··· Listed records
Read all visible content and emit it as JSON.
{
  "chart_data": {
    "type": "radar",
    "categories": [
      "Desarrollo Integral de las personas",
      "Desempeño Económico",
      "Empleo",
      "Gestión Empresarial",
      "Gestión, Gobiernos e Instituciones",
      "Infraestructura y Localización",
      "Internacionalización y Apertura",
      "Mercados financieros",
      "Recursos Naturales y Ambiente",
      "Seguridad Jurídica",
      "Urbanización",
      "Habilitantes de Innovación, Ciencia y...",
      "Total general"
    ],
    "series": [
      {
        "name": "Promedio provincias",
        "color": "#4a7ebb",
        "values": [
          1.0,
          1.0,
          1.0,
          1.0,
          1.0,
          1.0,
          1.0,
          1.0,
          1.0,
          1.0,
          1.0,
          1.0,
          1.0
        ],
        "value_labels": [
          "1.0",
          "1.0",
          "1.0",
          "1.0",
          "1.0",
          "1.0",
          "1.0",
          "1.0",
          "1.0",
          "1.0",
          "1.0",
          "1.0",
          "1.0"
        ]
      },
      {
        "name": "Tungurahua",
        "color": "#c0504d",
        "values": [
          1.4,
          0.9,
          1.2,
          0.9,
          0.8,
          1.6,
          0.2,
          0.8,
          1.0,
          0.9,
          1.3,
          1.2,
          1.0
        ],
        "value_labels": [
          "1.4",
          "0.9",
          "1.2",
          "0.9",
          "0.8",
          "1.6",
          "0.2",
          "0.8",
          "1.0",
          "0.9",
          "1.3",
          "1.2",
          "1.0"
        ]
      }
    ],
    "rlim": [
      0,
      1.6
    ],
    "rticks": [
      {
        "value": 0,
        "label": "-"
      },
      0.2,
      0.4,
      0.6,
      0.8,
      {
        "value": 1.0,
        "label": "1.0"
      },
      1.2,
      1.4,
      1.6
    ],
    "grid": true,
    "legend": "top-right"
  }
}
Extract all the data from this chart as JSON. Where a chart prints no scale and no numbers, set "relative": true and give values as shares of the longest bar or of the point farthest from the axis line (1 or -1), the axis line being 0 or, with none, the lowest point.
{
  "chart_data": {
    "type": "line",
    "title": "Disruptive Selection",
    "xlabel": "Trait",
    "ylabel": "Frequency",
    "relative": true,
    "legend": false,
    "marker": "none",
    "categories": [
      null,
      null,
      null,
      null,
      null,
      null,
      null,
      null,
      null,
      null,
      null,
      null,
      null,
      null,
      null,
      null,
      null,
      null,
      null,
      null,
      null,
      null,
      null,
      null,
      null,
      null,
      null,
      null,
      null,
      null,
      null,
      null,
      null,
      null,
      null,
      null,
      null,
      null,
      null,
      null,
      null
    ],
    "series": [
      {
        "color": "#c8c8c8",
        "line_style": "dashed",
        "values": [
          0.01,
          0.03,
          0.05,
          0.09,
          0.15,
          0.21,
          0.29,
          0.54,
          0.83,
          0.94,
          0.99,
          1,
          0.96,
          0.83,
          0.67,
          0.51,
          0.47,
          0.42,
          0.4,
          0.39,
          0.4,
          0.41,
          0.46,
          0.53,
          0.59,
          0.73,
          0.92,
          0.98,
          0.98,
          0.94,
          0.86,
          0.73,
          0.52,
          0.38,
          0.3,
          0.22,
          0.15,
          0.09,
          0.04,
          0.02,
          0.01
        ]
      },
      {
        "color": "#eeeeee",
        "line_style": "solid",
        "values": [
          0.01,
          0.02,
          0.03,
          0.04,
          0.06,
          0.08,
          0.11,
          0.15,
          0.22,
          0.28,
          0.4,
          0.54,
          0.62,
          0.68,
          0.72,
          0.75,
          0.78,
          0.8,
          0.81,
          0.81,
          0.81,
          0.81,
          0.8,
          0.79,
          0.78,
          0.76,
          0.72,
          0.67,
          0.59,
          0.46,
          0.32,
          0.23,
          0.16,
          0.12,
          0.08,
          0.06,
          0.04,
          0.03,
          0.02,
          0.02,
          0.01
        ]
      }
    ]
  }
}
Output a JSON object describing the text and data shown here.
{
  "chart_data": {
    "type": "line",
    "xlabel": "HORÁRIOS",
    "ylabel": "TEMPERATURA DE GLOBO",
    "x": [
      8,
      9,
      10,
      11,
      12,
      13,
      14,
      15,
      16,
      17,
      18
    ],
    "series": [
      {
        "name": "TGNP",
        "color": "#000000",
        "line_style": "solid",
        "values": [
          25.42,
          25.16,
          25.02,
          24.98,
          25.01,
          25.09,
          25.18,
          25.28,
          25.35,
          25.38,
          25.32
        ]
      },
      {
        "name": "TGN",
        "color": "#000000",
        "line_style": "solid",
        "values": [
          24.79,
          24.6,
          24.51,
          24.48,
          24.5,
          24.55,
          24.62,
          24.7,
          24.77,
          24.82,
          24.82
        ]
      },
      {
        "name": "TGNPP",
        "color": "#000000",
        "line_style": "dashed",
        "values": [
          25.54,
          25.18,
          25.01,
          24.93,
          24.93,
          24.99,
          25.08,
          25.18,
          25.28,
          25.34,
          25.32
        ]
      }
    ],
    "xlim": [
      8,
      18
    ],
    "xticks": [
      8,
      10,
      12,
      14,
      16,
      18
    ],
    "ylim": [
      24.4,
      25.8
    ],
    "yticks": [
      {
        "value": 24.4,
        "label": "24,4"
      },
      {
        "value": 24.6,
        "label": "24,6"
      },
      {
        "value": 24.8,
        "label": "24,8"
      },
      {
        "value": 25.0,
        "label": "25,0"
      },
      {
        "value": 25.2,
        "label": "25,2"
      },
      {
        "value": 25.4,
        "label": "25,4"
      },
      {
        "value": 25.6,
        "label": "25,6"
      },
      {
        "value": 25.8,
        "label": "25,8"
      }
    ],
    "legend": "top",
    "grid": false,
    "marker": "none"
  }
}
······
Problem to work on
Tally the lines holding the string "ylabel" and give only the count.

Result of the task
2